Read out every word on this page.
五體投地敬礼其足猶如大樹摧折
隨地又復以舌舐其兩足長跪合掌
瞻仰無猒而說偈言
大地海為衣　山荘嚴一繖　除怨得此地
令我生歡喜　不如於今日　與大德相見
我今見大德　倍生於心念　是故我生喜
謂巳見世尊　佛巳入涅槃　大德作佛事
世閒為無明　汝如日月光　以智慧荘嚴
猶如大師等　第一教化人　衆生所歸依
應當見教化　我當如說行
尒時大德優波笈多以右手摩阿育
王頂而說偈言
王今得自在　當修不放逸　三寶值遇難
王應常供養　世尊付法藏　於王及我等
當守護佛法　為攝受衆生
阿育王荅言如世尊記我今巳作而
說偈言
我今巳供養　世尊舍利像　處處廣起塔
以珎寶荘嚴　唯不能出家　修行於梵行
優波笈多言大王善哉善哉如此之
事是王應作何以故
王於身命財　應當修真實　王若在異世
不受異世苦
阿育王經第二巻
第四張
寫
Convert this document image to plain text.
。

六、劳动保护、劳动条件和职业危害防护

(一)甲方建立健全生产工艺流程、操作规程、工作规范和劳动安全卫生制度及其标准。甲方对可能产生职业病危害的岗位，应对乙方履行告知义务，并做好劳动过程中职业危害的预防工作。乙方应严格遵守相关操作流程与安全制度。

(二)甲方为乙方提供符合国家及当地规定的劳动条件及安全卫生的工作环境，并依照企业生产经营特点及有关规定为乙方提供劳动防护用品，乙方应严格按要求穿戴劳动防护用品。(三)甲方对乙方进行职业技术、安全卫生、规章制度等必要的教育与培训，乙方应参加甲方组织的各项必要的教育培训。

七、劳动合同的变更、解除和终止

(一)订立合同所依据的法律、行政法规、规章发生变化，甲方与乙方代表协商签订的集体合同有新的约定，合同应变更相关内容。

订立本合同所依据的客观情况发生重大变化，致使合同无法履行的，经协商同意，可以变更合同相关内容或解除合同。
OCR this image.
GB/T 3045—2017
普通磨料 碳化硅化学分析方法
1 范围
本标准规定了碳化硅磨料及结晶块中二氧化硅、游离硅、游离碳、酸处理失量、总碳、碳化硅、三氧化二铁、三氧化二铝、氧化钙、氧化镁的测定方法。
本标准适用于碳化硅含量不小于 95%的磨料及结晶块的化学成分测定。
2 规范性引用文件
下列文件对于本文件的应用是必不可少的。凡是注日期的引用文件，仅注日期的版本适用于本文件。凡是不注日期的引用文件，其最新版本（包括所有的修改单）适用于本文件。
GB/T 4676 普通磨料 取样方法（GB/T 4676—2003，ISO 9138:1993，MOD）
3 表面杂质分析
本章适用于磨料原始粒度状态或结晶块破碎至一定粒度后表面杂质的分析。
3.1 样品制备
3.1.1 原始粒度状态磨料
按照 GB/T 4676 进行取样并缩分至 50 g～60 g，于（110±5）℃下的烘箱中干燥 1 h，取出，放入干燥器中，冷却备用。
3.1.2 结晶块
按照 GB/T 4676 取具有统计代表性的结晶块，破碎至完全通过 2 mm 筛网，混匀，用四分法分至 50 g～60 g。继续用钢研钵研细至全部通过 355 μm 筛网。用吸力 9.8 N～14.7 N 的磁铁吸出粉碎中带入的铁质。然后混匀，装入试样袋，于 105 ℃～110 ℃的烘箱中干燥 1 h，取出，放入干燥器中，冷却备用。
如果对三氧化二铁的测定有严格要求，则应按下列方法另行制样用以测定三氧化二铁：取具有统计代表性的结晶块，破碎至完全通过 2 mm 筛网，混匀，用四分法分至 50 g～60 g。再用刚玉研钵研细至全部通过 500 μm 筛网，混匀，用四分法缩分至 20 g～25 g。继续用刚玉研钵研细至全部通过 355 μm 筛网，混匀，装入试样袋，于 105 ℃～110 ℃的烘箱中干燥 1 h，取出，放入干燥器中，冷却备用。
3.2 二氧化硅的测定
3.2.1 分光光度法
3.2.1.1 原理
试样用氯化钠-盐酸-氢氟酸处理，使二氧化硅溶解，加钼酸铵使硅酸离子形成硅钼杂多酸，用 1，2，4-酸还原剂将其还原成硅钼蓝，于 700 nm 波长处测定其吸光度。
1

→ INSTRUCTION
Write out the listing once more, matching it exactly.

→ FULL ANSWER
Read out every word on this page.
五體投地敬礼其足猶如大樹摧折
隨地又復以舌舐其兩足長跪合掌
瞻仰無猒而說偈言
大地海為衣　山荘嚴一繖　除怨得此地
令我生歡喜　不如於今日　與大德相見
我今見大德　倍生於心念　是故我生喜
謂巳見世尊　佛巳入涅槃　大德作佛事
世閒為無明　汝如日月光　以智慧荘嚴
猶如大師等　第一教化人　衆生所歸依
應當見教化　我當如說行
尒時大德優波笈多以右手摩阿育
王頂而說偈言
王今得自在　當修不放逸　三寶值遇難
王應常供養　世尊付法藏　於王及我等
當守護佛法　為攝受衆生
阿育王荅言如世尊記我今巳作而
說偈言
我今巳供養　世尊舍利像　處處廣起塔
以珎寶荘嚴　唯不能出家　修行於梵行
優波笈多言大王善哉善哉如此之
事是王應作何以故
王於身命財　應當修真實　王若在異世
不受異世苦
阿育王經第二巻
第四張
寫
Convert this document image to plain text.
。

六、劳动保护、劳动条件和职业危害防护

(一)甲方建立健全生产工艺流程、操作规程、工作规范和劳动安全卫生制度及其标准。甲方对可能产生职业病危害的岗位，应对乙方履行告知义务，并做好劳动过程中职业危害的预防工作。乙方应严格遵守相关操作流程与安全制度。

(二)甲方为乙方提供符合国家及当地规定的劳动条件及安全卫生的工作环境，并依照企业生产经营特点及有关规定为乙方提供劳动防护用品，乙方应严格按要求穿戴劳动防护用品。(三)甲方对乙方进行职业技术、安全卫生、规章制度等必要的教育与培训，乙方应参加甲方组织的各项必要的教育培训。

七、劳动合同的变更、解除和终止

(一)订立合同所依据的法律、行政法规、规章发生变化，甲方与乙方代表协商签订的集体合同有新的约定，合同应变更相关内容。

订立本合同所依据的客观情况发生重大变化，致使合同无法履行的，经协商同意，可以变更合同相关内容或解除合同。
OCR this image.
GB/T 3045—2017
普通磨料 碳化硅化学分析方法
1 范围
本标准规定了碳化硅磨料及结晶块中二氧化硅、游离硅、游离碳、酸处理失量、总碳、碳化硅、三氧化二铁、三氧化二铝、氧化钙、氧化镁的测定方法。
本标准适用于碳化硅含量不小于 95%的磨料及结晶块的化学成分测定。
2 规范性引用文件
下列文件对于本文件的应用是必不可少的。凡是注日期的引用文件，仅注日期的版本适用于本文件。凡是不注日期的引用文件，其最新版本（包括所有的修改单）适用于本文件。
GB/T 4676 普通磨料 取样方法（GB/T 4676—2003，ISO 9138:1993，MOD）
3 表面杂质分析
本章适用于磨料原始粒度状态或结晶块破碎至一定粒度后表面杂质的分析。
3.1 样品制备
3.1.1 原始粒度状态磨料
按照 GB/T 4676 进行取样并缩分至 50 g～60 g，于（110±5）℃下的烘箱中干燥 1 h，取出，放入干燥器中，冷却备用。
3.1.2 结晶块
按照 GB/T 4676 取具有统计代表性的结晶块，破碎至完全通过 2 mm 筛网，混匀，用四分法分至 50 g～60 g。继续用钢研钵研细至全部通过 355 μm 筛网。用吸力 9.8 N～14.7 N 的磁铁吸出粉碎中带入的铁质。然后混匀，装入试样袋，于 105 ℃～110 ℃的烘箱中干燥 1 h，取出，放入干燥器中，冷却备用。
如果对三氧化二铁的测定有严格要求，则应按下列方法另行制样用以测定三氧化二铁：取具有统计代表性的结晶块，破碎至完全通过 2 mm 筛网，混匀，用四分法分至 50 g～60 g。再用刚玉研钵研细至全部通过 500 μm 筛网，混匀，用四分法缩分至 20 g～25 g。继续用刚玉研钵研细至全部通过 355 μm 筛网，混匀，装入试样袋，于 105 ℃～110 ℃的烘箱中干燥 1 h，取出，放入干燥器中，冷却备用。
3.2 二氧化硅的测定
3.2.1 分光光度法
3.2.1.1 原理
试样用氯化钠-盐酸-氢氟酸处理，使二氧化硅溶解，加钼酸铵使硅酸离子形成硅钼杂多酸，用 1，2，4-酸还原剂将其还原成硅钼蓝，于 700 nm 波长处测定其吸光度。
1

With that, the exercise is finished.